(The request):
Reproduce every line of the entries below word for word, keeping each line in its original order.

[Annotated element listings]

▼

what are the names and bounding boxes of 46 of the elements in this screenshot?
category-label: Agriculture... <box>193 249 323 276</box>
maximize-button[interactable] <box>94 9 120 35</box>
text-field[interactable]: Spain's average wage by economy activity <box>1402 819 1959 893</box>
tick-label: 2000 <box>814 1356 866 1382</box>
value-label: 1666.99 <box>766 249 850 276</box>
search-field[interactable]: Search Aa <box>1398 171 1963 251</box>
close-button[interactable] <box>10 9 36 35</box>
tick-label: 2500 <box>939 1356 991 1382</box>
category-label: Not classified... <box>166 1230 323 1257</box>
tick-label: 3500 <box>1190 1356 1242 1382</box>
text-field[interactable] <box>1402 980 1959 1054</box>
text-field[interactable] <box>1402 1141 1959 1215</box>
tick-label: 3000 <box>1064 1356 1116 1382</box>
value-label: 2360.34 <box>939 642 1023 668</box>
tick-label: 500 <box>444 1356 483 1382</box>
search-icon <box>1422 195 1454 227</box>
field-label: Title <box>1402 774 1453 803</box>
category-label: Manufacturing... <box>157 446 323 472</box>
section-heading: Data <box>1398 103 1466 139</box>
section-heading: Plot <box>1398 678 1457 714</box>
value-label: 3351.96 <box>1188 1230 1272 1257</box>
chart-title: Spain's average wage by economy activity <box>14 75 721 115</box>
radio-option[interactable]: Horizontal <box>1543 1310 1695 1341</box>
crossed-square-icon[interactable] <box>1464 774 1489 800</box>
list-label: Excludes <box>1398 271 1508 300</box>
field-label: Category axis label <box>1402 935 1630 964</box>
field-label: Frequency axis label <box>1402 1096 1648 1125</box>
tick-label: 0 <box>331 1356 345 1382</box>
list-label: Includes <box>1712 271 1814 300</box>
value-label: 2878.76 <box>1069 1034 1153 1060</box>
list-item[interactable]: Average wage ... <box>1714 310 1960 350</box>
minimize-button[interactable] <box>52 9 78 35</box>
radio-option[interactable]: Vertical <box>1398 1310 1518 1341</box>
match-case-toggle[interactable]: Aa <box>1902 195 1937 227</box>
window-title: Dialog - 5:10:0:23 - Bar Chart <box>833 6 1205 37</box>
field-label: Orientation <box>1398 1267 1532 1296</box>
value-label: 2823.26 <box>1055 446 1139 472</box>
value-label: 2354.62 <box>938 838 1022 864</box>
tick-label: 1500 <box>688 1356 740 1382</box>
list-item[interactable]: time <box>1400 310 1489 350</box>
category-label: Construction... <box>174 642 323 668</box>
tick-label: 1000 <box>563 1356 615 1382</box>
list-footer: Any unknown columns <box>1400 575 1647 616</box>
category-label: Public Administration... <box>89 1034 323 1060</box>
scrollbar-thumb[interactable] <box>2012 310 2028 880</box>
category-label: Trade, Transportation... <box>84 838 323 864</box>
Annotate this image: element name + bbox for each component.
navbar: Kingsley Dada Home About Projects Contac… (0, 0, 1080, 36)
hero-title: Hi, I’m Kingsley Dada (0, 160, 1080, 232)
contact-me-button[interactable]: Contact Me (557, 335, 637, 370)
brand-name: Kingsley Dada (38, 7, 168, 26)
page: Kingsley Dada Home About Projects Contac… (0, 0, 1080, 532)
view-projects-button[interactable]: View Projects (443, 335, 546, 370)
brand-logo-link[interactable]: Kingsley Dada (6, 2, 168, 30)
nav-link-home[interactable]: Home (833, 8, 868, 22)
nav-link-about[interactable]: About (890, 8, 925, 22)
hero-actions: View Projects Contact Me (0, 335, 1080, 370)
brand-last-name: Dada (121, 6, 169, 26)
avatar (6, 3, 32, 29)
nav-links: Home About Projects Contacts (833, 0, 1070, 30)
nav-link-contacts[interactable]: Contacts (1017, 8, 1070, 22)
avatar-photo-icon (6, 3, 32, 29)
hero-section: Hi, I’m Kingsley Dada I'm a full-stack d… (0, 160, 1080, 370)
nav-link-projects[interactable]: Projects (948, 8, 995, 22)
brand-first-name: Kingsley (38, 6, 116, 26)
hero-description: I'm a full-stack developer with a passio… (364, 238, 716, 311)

▲

(Response for this exercise):
what are the names and bounding boxes of 46 of the elements in this screenshot?
category-label: Agriculture... <box>193 249 323 276</box>
maximize-button[interactable] <box>94 9 120 35</box>
text-field[interactable]: Spain's average wage by economy activity <box>1402 819 1959 893</box>
tick-label: 2000 <box>814 1356 866 1382</box>
value-label: 1666.99 <box>766 249 850 276</box>
search-field[interactable]: Search Aa <box>1398 171 1963 251</box>
close-button[interactable] <box>10 9 36 35</box>
tick-label: 2500 <box>939 1356 991 1382</box>
category-label: Not classified... <box>166 1230 323 1257</box>
tick-label: 3500 <box>1190 1356 1242 1382</box>
text-field[interactable] <box>1402 980 1959 1054</box>
text-field[interactable] <box>1402 1141 1959 1215</box>
tick-label: 3000 <box>1064 1356 1116 1382</box>
value-label: 2360.34 <box>939 642 1023 668</box>
tick-label: 500 <box>444 1356 483 1382</box>
search-icon <box>1422 195 1454 227</box>
field-label: Title <box>1402 774 1453 803</box>
category-label: Manufacturing... <box>157 446 323 472</box>
section-heading: Data <box>1398 103 1466 139</box>
section-heading: Plot <box>1398 678 1457 714</box>
value-label: 3351.96 <box>1188 1230 1272 1257</box>
chart-title: Spain's average wage by economy activity <box>14 75 721 115</box>
radio-option[interactable]: Horizontal <box>1543 1310 1695 1341</box>
crossed-square-icon[interactable] <box>1464 774 1489 800</box>
list-label: Excludes <box>1398 271 1508 300</box>
field-label: Category axis label <box>1402 935 1630 964</box>
field-label: Frequency axis label <box>1402 1096 1648 1125</box>
tick-label: 0 <box>331 1356 345 1382</box>
list-label: Includes <box>1712 271 1814 300</box>
value-label: 2878.76 <box>1069 1034 1153 1060</box>
list-item[interactable]: Average wage ... <box>1714 310 1960 350</box>
minimize-button[interactable] <box>52 9 78 35</box>
radio-option[interactable]: Vertical <box>1398 1310 1518 1341</box>
match-case-toggle[interactable]: Aa <box>1902 195 1937 227</box>
window-title: Dialog - 5:10:0:23 - Bar Chart <box>833 6 1205 37</box>
field-label: Orientation <box>1398 1267 1532 1296</box>
value-label: 2823.26 <box>1055 446 1139 472</box>
value-label: 2354.62 <box>938 838 1022 864</box>
tick-label: 1500 <box>688 1356 740 1382</box>
list-item[interactable]: time <box>1400 310 1489 350</box>
category-label: Construction... <box>174 642 323 668</box>
tick-label: 1000 <box>563 1356 615 1382</box>
list-footer: Any unknown columns <box>1400 575 1647 616</box>
category-label: Public Administration... <box>89 1034 323 1060</box>
scrollbar-thumb[interactable] <box>2012 310 2028 880</box>
category-label: Trade, Transportation... <box>84 838 323 864</box>
Annotate this image: element name + bbox for each component.
navbar: Kingsley Dada Home About Projects Contac… (0, 0, 1080, 36)
hero-title: Hi, I’m Kingsley Dada (0, 160, 1080, 232)
contact-me-button[interactable]: Contact Me (557, 335, 637, 370)
brand-name: Kingsley Dada (38, 7, 168, 26)
page: Kingsley Dada Home About Projects Contac… (0, 0, 1080, 532)
view-projects-button[interactable]: View Projects (443, 335, 546, 370)
brand-logo-link[interactable]: Kingsley Dada (6, 2, 168, 30)
nav-link-home[interactable]: Home (833, 8, 868, 22)
nav-link-about[interactable]: About (890, 8, 925, 22)
hero-actions: View Projects Contact Me (0, 335, 1080, 370)
brand-last-name: Dada (121, 6, 169, 26)
avatar (6, 3, 32, 29)
nav-links: Home About Projects Contacts (833, 0, 1070, 30)
nav-link-contacts[interactable]: Contacts (1017, 8, 1070, 22)
avatar-photo-icon (6, 3, 32, 29)
hero-section: Hi, I’m Kingsley Dada I'm a full-stack d… (0, 160, 1080, 370)
nav-link-projects[interactable]: Projects (948, 8, 995, 22)
brand-first-name: Kingsley (38, 6, 116, 26)
hero-description: I'm a full-stack developer with a passio… (364, 238, 716, 311)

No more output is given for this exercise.